▸ DATA TO PROCESS:

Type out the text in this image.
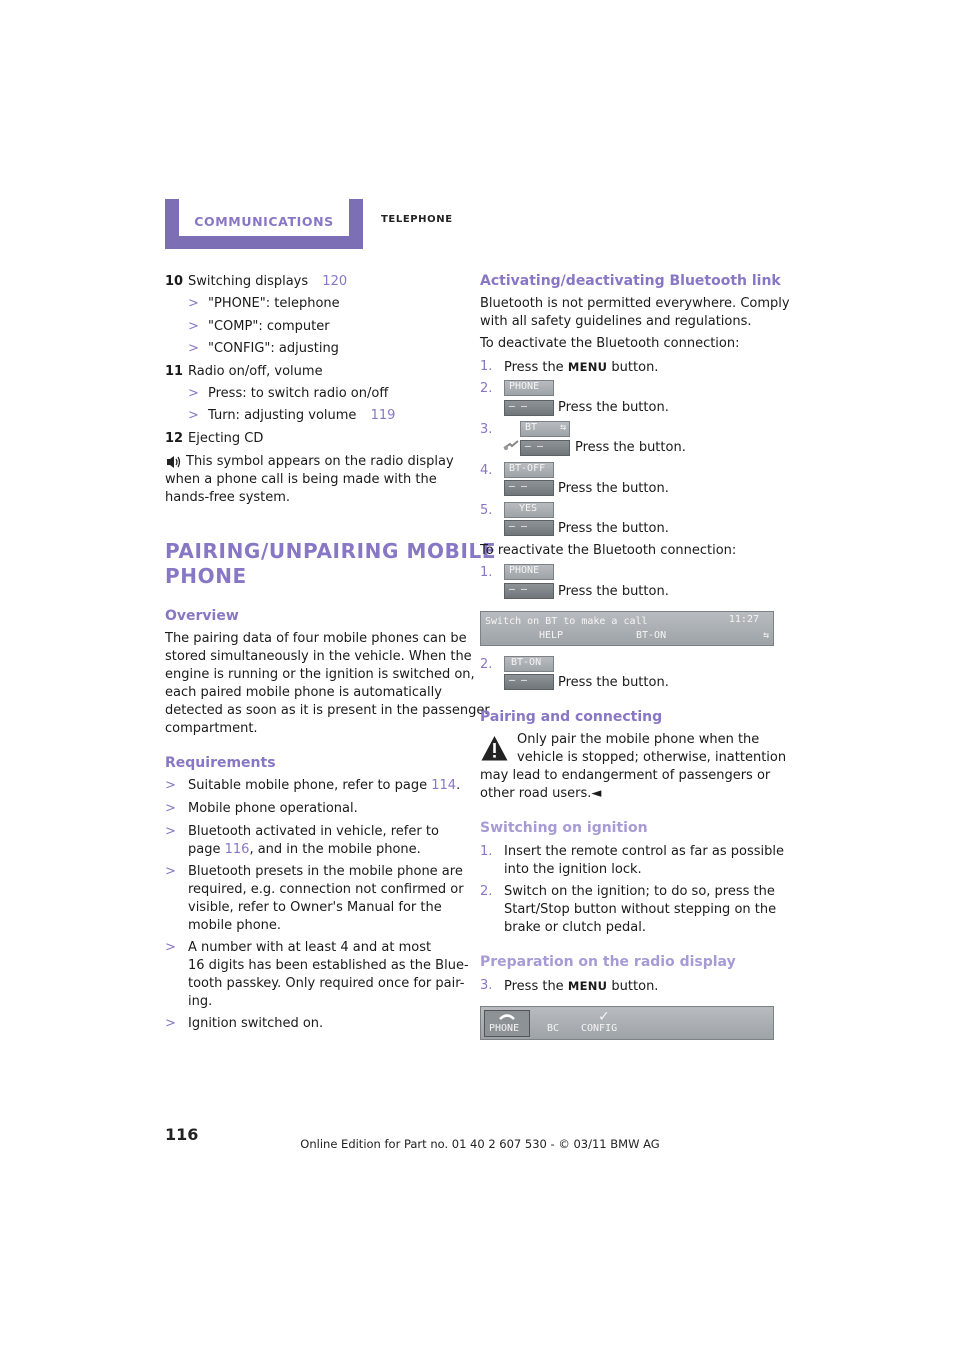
COMMUNICATIONS	TELEPHONE
10 Switching displays 120
> "PHONE": telephone
> "COMP": computer
> "CONFIG": adjusting
11 Radio on/off, volume
> Press: to switch radio on/off
> Turn: adjusting volume 119
12 Ejecting CD
This symbol appears on the radio display
when a phone call is being made with the
hands-free system.
PAIRING/UNPAIRING MOBILE
PHONE
Overview
The pairing data of four mobile phones can be
stored simultaneously in the vehicle. When the
engine is running or the ignition is switched on,
each paired mobile phone is automatically
detected as soon as it is present in the passenger
compartment.
Requirements
> Suitable mobile phone, refer to page 114.
> Mobile phone operational.
> Bluetooth activated in vehicle, refer to
page 116, and in the mobile phone.
> Bluetooth presets in the mobile phone are
required, e.g. connection not confirmed or
visible, refer to Owner's Manual for the
mobile phone.
> A number with at least 4 and at most
16 digits has been established as the Blue-
tooth passkey. Only required once for pair-
ing.
> Ignition switched on.
Activating/deactivating Bluetooth link
Bluetooth is not permitted everywhere. Comply
with all safety guidelines and regulations.
To deactivate the Bluetooth connection:
1. Press the MENU button.
2. PHONE
– – Press the button.
3.	BT ⇆
– – Press the button.
4. BT-OFF
– – Press the button.
5.	YES
– – Press the button.
To reactivate the Bluetooth connection:
1. PHONE
– – Press the button.
Switch on BT to make a call	11:27
HELP	BT-ON	⇆
2. BT-ON
– – Press the button.
Pairing and connecting
Only pair the mobile phone when the
vehicle is stopped; otherwise, inattention
may lead to endangerment of passengers or
other road users.◄
Switching on ignition
1. Insert the remote control as far as possible
into the ignition lock.
2. Switch on the ignition; to do so, press the
Start/Stop button without stepping on the
brake or clutch pedal.
Preparation on the radio display
3. Press the MENU button.
PHONE	BC
✓
CONFIG
116	Online Edition for Part no. 01 40 2 607 530 - © 03/11 BMW AG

▸ GOAL: Give the entries again word for word, but skip the pictures.

▸ TASK RESULT:
Type out the text in this image.
COMMUNICATIONS	TELEPHONE
10 Switching displays 120
> "PHONE": telephone
> "COMP": computer
> "CONFIG": adjusting
11 Radio on/off, volume
> Press: to switch radio on/off
> Turn: adjusting volume 119
12 Ejecting CD
This symbol appears on the radio display
when a phone call is being made with the
hands-free system.
PAIRING/UNPAIRING MOBILE
PHONE
Overview
The pairing data of four mobile phones can be
stored simultaneously in the vehicle. When the
engine is running or the ignition is switched on,
each paired mobile phone is automatically
detected as soon as it is present in the passenger
compartment.
Requirements
> Suitable mobile phone, refer to page 114.
> Mobile phone operational.
> Bluetooth activated in vehicle, refer to
page 116, and in the mobile phone.
> Bluetooth presets in the mobile phone are
required, e.g. connection not confirmed or
visible, refer to Owner's Manual for the
mobile phone.
> A number with at least 4 and at most
16 digits has been established as the Blue-
tooth passkey. Only required once for pair-
ing.
> Ignition switched on.
Activating/deactivating Bluetooth link
Bluetooth is not permitted everywhere. Comply
with all safety guidelines and regulations.
To deactivate the Bluetooth connection:
1. Press the MENU button.
2. PHONE
– – Press the button.
3.	BT ⇆
– – Press the button.
4. BT-OFF
– – Press the button.
5.	YES
– – Press the button.
To reactivate the Bluetooth connection:
1. PHONE
– – Press the button.
Switch on BT to make a call	11:27
HELP	BT-ON	⇆
2. BT-ON
– – Press the button.
Pairing and connecting
Only pair the mobile phone when the
vehicle is stopped; otherwise, inattention
may lead to endangerment of passengers or
other road users.◄
Switching on ignition
1. Insert the remote control as far as possible
into the ignition lock.
2. Switch on the ignition; to do so, press the
Start/Stop button without stepping on the
brake or clutch pedal.
Preparation on the radio display
3. Press the MENU button.
PHONE	BC
✓
CONFIG
116	Online Edition for Part no. 01 40 2 607 530 - © 03/11 BMW AG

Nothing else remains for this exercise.